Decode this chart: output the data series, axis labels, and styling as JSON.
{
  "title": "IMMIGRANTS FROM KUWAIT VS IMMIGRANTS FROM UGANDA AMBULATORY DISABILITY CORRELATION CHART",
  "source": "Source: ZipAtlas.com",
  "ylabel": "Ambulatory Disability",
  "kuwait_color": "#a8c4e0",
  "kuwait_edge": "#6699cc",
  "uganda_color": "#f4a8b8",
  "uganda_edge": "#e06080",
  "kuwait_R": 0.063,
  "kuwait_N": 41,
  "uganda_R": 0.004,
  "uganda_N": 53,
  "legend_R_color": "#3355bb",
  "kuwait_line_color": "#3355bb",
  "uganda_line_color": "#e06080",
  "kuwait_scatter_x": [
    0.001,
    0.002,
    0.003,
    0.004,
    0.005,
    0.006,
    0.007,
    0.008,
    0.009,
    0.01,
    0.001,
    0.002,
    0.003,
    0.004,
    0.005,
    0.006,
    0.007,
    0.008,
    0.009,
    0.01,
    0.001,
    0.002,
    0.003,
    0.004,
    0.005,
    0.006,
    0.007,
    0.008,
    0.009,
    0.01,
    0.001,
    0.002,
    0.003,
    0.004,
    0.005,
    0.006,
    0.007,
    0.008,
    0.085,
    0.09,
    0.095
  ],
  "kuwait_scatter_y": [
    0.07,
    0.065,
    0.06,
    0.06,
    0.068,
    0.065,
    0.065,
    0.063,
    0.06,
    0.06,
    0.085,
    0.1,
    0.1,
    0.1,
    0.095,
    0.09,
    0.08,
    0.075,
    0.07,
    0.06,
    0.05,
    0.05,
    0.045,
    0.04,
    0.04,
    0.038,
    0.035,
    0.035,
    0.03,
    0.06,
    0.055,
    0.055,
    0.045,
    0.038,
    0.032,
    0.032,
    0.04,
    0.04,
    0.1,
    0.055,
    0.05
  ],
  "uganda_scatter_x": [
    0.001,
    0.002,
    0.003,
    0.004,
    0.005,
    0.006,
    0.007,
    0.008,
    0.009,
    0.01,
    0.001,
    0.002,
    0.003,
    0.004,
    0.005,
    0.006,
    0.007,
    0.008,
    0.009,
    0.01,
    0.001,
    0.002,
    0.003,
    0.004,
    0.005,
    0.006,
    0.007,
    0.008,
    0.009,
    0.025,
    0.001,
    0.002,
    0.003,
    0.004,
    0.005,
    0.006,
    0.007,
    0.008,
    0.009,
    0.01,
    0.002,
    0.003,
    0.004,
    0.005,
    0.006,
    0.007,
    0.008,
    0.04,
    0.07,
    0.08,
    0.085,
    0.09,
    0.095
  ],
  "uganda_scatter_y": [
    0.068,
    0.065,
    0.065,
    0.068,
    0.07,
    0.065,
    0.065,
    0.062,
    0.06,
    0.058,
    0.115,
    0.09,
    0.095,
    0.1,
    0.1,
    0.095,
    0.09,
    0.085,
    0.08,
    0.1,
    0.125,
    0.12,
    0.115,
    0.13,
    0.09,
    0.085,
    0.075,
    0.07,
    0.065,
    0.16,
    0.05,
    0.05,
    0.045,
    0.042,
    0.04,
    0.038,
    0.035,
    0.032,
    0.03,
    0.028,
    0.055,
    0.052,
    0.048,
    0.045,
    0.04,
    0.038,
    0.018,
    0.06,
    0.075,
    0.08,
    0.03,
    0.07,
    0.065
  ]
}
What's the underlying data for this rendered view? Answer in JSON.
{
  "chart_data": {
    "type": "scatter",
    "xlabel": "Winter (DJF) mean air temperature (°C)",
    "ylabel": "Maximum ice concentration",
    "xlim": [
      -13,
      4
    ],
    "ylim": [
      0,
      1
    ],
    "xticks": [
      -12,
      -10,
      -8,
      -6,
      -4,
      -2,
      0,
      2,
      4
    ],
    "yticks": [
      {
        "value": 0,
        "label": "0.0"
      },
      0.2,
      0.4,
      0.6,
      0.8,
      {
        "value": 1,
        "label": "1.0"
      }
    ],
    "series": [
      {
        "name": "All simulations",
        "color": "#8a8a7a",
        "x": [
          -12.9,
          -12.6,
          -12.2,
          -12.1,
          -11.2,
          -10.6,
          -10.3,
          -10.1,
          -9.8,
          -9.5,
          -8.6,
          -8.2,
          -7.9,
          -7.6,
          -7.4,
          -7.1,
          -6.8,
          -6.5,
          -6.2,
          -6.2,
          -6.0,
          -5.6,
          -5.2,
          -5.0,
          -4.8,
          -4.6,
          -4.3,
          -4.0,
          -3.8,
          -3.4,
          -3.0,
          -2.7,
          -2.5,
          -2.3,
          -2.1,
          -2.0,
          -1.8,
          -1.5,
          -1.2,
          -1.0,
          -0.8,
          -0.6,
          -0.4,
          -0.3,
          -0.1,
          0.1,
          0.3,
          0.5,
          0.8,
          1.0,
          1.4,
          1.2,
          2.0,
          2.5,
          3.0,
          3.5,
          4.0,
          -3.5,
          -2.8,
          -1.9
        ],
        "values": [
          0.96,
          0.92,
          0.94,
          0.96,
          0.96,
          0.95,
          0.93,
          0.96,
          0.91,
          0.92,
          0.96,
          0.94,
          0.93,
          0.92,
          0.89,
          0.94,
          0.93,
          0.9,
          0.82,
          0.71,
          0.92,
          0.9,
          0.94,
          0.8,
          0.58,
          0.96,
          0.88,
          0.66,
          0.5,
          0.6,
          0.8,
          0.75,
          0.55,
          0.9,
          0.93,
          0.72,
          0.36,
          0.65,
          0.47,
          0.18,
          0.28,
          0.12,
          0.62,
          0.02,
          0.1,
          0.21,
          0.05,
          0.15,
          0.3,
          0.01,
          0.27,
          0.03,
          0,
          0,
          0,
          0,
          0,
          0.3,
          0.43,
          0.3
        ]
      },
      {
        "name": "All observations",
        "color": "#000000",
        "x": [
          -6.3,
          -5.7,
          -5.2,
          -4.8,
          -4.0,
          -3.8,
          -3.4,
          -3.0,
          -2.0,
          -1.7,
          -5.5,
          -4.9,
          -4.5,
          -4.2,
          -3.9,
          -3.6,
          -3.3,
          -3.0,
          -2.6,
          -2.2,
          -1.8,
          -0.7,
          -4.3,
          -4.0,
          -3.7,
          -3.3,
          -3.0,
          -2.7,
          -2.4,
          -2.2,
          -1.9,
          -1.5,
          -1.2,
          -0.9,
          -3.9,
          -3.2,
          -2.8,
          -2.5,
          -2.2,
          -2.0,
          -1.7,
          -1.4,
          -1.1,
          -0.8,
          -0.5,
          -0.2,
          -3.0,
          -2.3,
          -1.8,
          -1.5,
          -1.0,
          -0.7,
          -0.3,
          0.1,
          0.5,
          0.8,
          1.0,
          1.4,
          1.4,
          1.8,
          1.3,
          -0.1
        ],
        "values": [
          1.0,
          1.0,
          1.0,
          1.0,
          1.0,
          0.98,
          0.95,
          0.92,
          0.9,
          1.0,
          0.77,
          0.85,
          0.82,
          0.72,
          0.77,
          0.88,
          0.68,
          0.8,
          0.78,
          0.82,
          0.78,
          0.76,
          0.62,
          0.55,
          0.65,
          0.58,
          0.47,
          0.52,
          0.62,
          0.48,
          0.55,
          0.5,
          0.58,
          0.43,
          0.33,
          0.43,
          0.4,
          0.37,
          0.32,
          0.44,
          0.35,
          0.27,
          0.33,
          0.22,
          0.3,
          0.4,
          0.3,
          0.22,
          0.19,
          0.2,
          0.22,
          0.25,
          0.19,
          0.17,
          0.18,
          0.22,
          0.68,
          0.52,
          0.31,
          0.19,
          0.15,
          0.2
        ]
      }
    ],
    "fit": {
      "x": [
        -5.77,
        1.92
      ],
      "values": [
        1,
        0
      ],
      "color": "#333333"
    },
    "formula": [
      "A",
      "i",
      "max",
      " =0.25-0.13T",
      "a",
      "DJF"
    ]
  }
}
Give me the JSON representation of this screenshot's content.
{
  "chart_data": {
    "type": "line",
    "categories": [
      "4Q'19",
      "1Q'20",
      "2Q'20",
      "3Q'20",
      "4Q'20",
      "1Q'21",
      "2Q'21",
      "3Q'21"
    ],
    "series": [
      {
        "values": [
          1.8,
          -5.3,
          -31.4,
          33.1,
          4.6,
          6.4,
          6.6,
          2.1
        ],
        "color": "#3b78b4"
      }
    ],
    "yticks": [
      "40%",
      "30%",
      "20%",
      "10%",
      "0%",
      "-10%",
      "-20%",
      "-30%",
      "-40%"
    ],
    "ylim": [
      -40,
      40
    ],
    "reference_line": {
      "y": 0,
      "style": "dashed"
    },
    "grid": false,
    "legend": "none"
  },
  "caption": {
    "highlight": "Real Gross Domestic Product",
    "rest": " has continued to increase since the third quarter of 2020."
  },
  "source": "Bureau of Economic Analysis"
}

-*-

**Problem to solve**: Transcribe exactly the line containing "Give me the" and all remaining lines of the material, ending with the last one.

**Right answer**:
Give me the JSON representation of this screenshot's content.
{
  "chart_data": {
    "type": "line",
    "categories": [
      "4Q'19",
      "1Q'20",
      "2Q'20",
      "3Q'20",
      "4Q'20",
      "1Q'21",
      "2Q'21",
      "3Q'21"
    ],
    "series": [
      {
        "values": [
          1.8,
          -5.3,
          -31.4,
          33.1,
          4.6,
          6.4,
          6.6,
          2.1
        ],
        "color": "#3b78b4"
      }
    ],
    "yticks": [
      "40%",
      "30%",
      "20%",
      "10%",
      "0%",
      "-10%",
      "-20%",
      "-30%",
      "-40%"
    ],
    "ylim": [
      -40,
      40
    ],
    "reference_line": {
      "y": 0,
      "style": "dashed"
    },
    "grid": false,
    "legend": "none"
  },
  "caption": {
    "highlight": "Real Gross Domestic Product",
    "rest": " has continued to increase since the third quarter of 2020."
  },
  "source": "Bureau of Economic Analysis"
}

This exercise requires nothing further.